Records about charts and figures
####################

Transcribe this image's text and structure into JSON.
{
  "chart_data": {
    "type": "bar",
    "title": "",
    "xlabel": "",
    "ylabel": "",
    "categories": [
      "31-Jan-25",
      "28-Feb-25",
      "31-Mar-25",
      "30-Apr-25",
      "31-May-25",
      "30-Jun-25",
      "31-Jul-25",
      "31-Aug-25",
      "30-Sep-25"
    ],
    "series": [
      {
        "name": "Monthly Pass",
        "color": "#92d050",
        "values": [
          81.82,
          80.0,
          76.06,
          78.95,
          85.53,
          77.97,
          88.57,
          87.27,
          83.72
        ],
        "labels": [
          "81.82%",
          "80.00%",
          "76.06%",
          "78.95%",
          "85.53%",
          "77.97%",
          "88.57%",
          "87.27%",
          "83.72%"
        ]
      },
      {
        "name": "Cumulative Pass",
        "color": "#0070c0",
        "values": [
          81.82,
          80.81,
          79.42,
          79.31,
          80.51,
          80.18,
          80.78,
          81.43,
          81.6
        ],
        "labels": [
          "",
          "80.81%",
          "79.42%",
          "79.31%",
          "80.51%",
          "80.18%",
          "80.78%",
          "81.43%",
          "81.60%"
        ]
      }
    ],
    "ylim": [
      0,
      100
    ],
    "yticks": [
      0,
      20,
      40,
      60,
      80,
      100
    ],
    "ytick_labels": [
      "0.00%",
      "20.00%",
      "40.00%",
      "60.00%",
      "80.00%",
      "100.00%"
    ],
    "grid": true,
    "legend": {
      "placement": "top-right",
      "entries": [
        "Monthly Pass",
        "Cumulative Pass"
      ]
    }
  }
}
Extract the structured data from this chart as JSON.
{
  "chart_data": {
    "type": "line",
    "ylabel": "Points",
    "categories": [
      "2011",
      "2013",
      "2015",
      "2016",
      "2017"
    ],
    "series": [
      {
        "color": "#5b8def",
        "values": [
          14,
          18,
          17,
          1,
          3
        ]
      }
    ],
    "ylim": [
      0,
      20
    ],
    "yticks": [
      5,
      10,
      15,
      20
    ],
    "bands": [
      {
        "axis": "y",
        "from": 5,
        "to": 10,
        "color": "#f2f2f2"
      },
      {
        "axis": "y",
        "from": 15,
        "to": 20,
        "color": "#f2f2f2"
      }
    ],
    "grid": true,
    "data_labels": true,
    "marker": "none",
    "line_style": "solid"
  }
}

####################

## EXERCISE OBJECTIVE
Write the material out exactly, with nothing left out.

## FINISHED EXERCISE
Transcribe this image's text and structure into JSON.
{
  "chart_data": {
    "type": "bar",
    "title": "",
    "xlabel": "",
    "ylabel": "",
    "categories": [
      "31-Jan-25",
      "28-Feb-25",
      "31-Mar-25",
      "30-Apr-25",
      "31-May-25",
      "30-Jun-25",
      "31-Jul-25",
      "31-Aug-25",
      "30-Sep-25"
    ],
    "series": [
      {
        "name": "Monthly Pass",
        "color": "#92d050",
        "values": [
          81.82,
          80.0,
          76.06,
          78.95,
          85.53,
          77.97,
          88.57,
          87.27,
          83.72
        ],
        "labels": [
          "81.82%",
          "80.00%",
          "76.06%",
          "78.95%",
          "85.53%",
          "77.97%",
          "88.57%",
          "87.27%",
          "83.72%"
        ]
      },
      {
        "name": "Cumulative Pass",
        "color": "#0070c0",
        "values": [
          81.82,
          80.81,
          79.42,
          79.31,
          80.51,
          80.18,
          80.78,
          81.43,
          81.6
        ],
        "labels": [
          "",
          "80.81%",
          "79.42%",
          "79.31%",
          "80.51%",
          "80.18%",
          "80.78%",
          "81.43%",
          "81.60%"
        ]
      }
    ],
    "ylim": [
      0,
      100
    ],
    "yticks": [
      0,
      20,
      40,
      60,
      80,
      100
    ],
    "ytick_labels": [
      "0.00%",
      "20.00%",
      "40.00%",
      "60.00%",
      "80.00%",
      "100.00%"
    ],
    "grid": true,
    "legend": {
      "placement": "top-right",
      "entries": [
        "Monthly Pass",
        "Cumulative Pass"
      ]
    }
  }
}
Extract the structured data from this chart as JSON.
{
  "chart_data": {
    "type": "line",
    "ylabel": "Points",
    "categories": [
      "2011",
      "2013",
      "2015",
      "2016",
      "2017"
    ],
    "series": [
      {
        "color": "#5b8def",
        "values": [
          14,
          18,
          17,
          1,
          3
        ]
      }
    ],
    "ylim": [
      0,
      20
    ],
    "yticks": [
      5,
      10,
      15,
      20
    ],
    "bands": [
      {
        "axis": "y",
        "from": 5,
        "to": 10,
        "color": "#f2f2f2"
      },
      {
        "axis": "y",
        "from": 15,
        "to": 20,
        "color": "#f2f2f2"
      }
    ],
    "grid": true,
    "data_labels": true,
    "marker": "none",
    "line_style": "solid"
  }
}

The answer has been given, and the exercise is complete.